> _Aim of the task_
Locate each line containing the string "JSON" and copy it out.

> _Records shown_
+===+

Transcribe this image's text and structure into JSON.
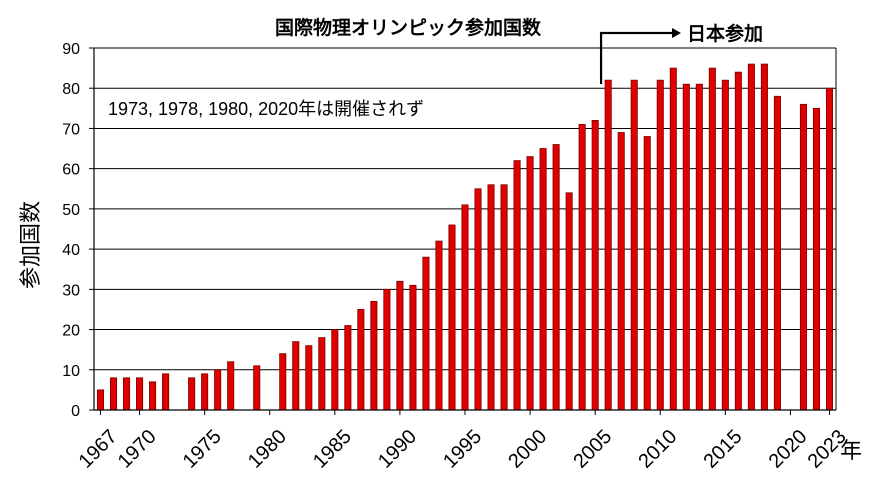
{
  "chart_data": {
    "type": "bar",
    "title": "国際物理オリンピック参加国数",
    "ylabel": "参加国数",
    "xlabel": "年",
    "ylim": [
      0,
      90
    ],
    "yticks": [
      0,
      10,
      20,
      30,
      40,
      50,
      60,
      70,
      80,
      90
    ],
    "xticks": [
      1967,
      1970,
      1975,
      1980,
      1985,
      1990,
      1995,
      2000,
      2005,
      2010,
      2015,
      2020,
      2023
    ],
    "grid": true,
    "legend": "none",
    "bar_color": "#e00000",
    "bar_edge_color": "#7a0000",
    "annotation_text": "1973, 1978, 1980, 2020年は開催されず",
    "callout": {
      "label": "日本参加",
      "year": 2006
    },
    "x": [
      1967,
      1968,
      1969,
      1970,
      1971,
      1972,
      1973,
      1974,
      1975,
      1976,
      1977,
      1978,
      1979,
      1980,
      1981,
      1982,
      1983,
      1984,
      1985,
      1986,
      1987,
      1988,
      1989,
      1990,
      1991,
      1992,
      1993,
      1994,
      1995,
      1996,
      1997,
      1998,
      1999,
      2000,
      2001,
      2002,
      2003,
      2004,
      2005,
      2006,
      2007,
      2008,
      2009,
      2010,
      2011,
      2012,
      2013,
      2014,
      2015,
      2016,
      2017,
      2018,
      2019,
      2020,
      2021,
      2022,
      2023
    ],
    "values": [
      5,
      8,
      8,
      8,
      7,
      9,
      null,
      8,
      9,
      10,
      12,
      null,
      11,
      null,
      14,
      17,
      16,
      18,
      20,
      21,
      25,
      27,
      30,
      32,
      31,
      38,
      42,
      46,
      51,
      55,
      56,
      56,
      62,
      63,
      65,
      66,
      54,
      71,
      72,
      82,
      69,
      82,
      68,
      82,
      85,
      81,
      81,
      85,
      82,
      84,
      86,
      86,
      78,
      null,
      76,
      75,
      80
    ]
  }
}
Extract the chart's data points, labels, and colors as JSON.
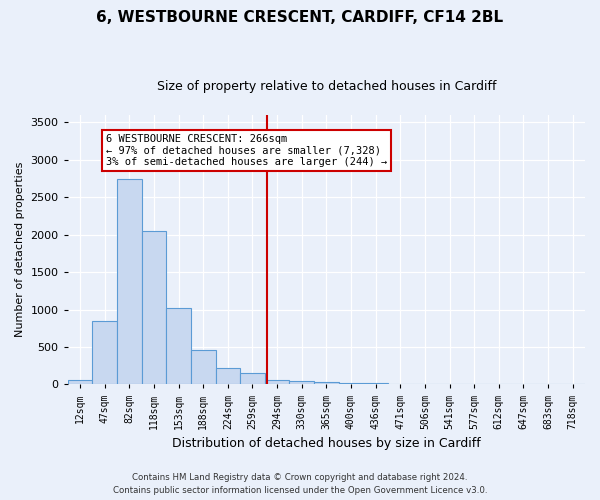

+===+

> _Written answer_
Transcribe this image's text and structure into JSON.
Extract the chart's data points, labels, and colors as JSON.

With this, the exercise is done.